## Request:
Exactly as they appear, output all of the records. Skip any images.
-- START OF Supplied information --
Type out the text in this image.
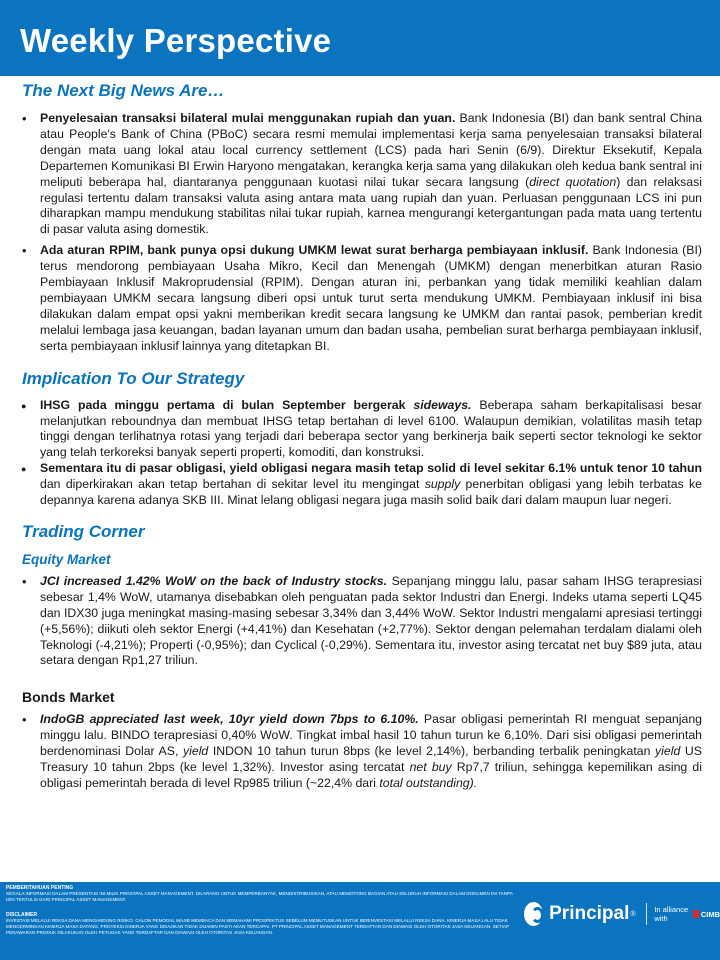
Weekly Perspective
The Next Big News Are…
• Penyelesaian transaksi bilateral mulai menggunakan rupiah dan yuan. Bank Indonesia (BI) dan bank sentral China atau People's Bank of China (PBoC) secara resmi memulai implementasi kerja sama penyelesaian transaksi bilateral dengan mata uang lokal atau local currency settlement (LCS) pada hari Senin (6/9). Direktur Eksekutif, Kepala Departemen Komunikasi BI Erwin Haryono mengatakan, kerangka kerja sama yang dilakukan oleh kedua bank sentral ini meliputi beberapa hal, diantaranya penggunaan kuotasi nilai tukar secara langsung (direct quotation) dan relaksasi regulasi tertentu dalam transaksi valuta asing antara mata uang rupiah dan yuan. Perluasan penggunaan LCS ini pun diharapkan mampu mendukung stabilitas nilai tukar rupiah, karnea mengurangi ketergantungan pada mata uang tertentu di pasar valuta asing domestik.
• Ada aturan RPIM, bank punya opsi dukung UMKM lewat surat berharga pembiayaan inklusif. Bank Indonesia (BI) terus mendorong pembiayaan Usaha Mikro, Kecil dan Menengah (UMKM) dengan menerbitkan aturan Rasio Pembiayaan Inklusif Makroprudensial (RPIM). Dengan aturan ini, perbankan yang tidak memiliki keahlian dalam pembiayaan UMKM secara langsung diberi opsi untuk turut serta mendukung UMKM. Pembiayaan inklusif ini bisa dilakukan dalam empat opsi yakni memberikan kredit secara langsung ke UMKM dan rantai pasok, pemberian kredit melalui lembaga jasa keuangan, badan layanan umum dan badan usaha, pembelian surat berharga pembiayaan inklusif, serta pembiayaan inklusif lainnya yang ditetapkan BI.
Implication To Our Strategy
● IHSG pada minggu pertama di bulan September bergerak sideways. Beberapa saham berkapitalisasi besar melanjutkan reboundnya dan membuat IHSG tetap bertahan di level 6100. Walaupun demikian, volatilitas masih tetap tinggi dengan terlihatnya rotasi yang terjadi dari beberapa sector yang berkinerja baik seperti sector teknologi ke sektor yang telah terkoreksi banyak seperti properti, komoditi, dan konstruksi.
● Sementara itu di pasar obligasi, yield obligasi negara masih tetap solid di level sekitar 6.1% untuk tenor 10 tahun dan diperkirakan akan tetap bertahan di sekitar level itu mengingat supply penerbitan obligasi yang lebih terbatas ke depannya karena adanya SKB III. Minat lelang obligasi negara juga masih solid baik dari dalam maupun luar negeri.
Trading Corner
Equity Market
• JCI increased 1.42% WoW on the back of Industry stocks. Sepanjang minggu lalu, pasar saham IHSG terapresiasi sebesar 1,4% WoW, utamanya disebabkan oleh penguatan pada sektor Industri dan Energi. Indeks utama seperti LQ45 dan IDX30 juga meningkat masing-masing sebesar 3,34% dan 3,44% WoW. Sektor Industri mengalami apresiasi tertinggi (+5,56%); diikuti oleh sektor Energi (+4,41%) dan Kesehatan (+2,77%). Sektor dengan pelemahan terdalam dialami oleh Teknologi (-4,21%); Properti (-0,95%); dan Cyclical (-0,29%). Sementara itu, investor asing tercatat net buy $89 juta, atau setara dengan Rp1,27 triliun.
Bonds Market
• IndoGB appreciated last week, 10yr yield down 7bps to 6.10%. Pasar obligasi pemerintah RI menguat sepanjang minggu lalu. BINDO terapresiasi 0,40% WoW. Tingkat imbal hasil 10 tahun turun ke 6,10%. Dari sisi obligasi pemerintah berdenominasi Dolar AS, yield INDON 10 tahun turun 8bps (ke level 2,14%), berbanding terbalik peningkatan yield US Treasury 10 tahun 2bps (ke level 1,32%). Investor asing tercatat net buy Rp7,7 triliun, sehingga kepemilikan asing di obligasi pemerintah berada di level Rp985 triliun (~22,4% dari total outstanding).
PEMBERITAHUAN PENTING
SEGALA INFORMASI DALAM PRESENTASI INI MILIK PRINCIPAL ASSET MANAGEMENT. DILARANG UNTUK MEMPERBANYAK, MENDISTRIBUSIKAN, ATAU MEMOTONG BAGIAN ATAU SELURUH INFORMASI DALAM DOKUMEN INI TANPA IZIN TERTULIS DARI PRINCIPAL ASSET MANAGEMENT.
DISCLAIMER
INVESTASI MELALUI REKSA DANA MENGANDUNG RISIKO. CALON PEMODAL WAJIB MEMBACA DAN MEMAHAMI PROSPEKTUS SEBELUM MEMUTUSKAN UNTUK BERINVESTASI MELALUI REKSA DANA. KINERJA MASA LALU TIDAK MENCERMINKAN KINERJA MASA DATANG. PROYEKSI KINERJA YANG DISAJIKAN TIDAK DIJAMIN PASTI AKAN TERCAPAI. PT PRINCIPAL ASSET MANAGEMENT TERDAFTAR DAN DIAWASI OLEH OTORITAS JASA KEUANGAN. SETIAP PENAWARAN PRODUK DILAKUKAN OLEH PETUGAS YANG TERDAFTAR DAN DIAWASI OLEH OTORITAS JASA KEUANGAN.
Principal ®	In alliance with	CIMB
-- END OF Supplied information --
## Task result:
Type out the text in this image.
Weekly Perspective
The Next Big News Are…
• Penyelesaian transaksi bilateral mulai menggunakan rupiah dan yuan. Bank Indonesia (BI) dan bank sentral China atau People's Bank of China (PBoC) secara resmi memulai implementasi kerja sama penyelesaian transaksi bilateral dengan mata uang lokal atau local currency settlement (LCS) pada hari Senin (6/9). Direktur Eksekutif, Kepala Departemen Komunikasi BI Erwin Haryono mengatakan, kerangka kerja sama yang dilakukan oleh kedua bank sentral ini meliputi beberapa hal, diantaranya penggunaan kuotasi nilai tukar secara langsung (direct quotation) dan relaksasi regulasi tertentu dalam transaksi valuta asing antara mata uang rupiah dan yuan. Perluasan penggunaan LCS ini pun diharapkan mampu mendukung stabilitas nilai tukar rupiah, karnea mengurangi ketergantungan pada mata uang tertentu di pasar valuta asing domestik.
• Ada aturan RPIM, bank punya opsi dukung UMKM lewat surat berharga pembiayaan inklusif. Bank Indonesia (BI) terus mendorong pembiayaan Usaha Mikro, Kecil dan Menengah (UMKM) dengan menerbitkan aturan Rasio Pembiayaan Inklusif Makroprudensial (RPIM). Dengan aturan ini, perbankan yang tidak memiliki keahlian dalam pembiayaan UMKM secara langsung diberi opsi untuk turut serta mendukung UMKM. Pembiayaan inklusif ini bisa dilakukan dalam empat opsi yakni memberikan kredit secara langsung ke UMKM dan rantai pasok, pemberian kredit melalui lembaga jasa keuangan, badan layanan umum dan badan usaha, pembelian surat berharga pembiayaan inklusif, serta pembiayaan inklusif lainnya yang ditetapkan BI.
Implication To Our Strategy
● IHSG pada minggu pertama di bulan September bergerak sideways. Beberapa saham berkapitalisasi besar melanjutkan reboundnya dan membuat IHSG tetap bertahan di level 6100. Walaupun demikian, volatilitas masih tetap tinggi dengan terlihatnya rotasi yang terjadi dari beberapa sector yang berkinerja baik seperti sector teknologi ke sektor yang telah terkoreksi banyak seperti properti, komoditi, dan konstruksi.
● Sementara itu di pasar obligasi, yield obligasi negara masih tetap solid di level sekitar 6.1% untuk tenor 10 tahun dan diperkirakan akan tetap bertahan di sekitar level itu mengingat supply penerbitan obligasi yang lebih terbatas ke depannya karena adanya SKB III. Minat lelang obligasi negara juga masih solid baik dari dalam maupun luar negeri.
Trading Corner
Equity Market
• JCI increased 1.42% WoW on the back of Industry stocks. Sepanjang minggu lalu, pasar saham IHSG terapresiasi sebesar 1,4% WoW, utamanya disebabkan oleh penguatan pada sektor Industri dan Energi. Indeks utama seperti LQ45 dan IDX30 juga meningkat masing-masing sebesar 3,34% dan 3,44% WoW. Sektor Industri mengalami apresiasi tertinggi (+5,56%); diikuti oleh sektor Energi (+4,41%) dan Kesehatan (+2,77%). Sektor dengan pelemahan terdalam dialami oleh Teknologi (-4,21%); Properti (-0,95%); dan Cyclical (-0,29%). Sementara itu, investor asing tercatat net buy $89 juta, atau setara dengan Rp1,27 triliun.
Bonds Market
• IndoGB appreciated last week, 10yr yield down 7bps to 6.10%. Pasar obligasi pemerintah RI menguat sepanjang minggu lalu. BINDO terapresiasi 0,40% WoW. Tingkat imbal hasil 10 tahun turun ke 6,10%. Dari sisi obligasi pemerintah berdenominasi Dolar AS, yield INDON 10 tahun turun 8bps (ke level 2,14%), berbanding terbalik peningkatan yield US Treasury 10 tahun 2bps (ke level 1,32%). Investor asing tercatat net buy Rp7,7 triliun, sehingga kepemilikan asing di obligasi pemerintah berada di level Rp985 triliun (~22,4% dari total outstanding).
PEMBERITAHUAN PENTING
SEGALA INFORMASI DALAM PRESENTASI INI MILIK PRINCIPAL ASSET MANAGEMENT. DILARANG UNTUK MEMPERBANYAK, MENDISTRIBUSIKAN, ATAU MEMOTONG BAGIAN ATAU SELURUH INFORMASI DALAM DOKUMEN INI TANPA IZIN TERTULIS DARI PRINCIPAL ASSET MANAGEMENT.
DISCLAIMER
INVESTASI MELALUI REKSA DANA MENGANDUNG RISIKO. CALON PEMODAL WAJIB MEMBACA DAN MEMAHAMI PROSPEKTUS SEBELUM MEMUTUSKAN UNTUK BERINVESTASI MELALUI REKSA DANA. KINERJA MASA LALU TIDAK MENCERMINKAN KINERJA MASA DATANG. PROYEKSI KINERJA YANG DISAJIKAN TIDAK DIJAMIN PASTI AKAN TERCAPAI. PT PRINCIPAL ASSET MANAGEMENT TERDAFTAR DAN DIAWASI OLEH OTORITAS JASA KEUANGAN. SETIAP PENAWARAN PRODUK DILAKUKAN OLEH PETUGAS YANG TERDAFTAR DAN DIAWASI OLEH OTORITAS JASA KEUANGAN.
Principal ®	In alliance with	CIMB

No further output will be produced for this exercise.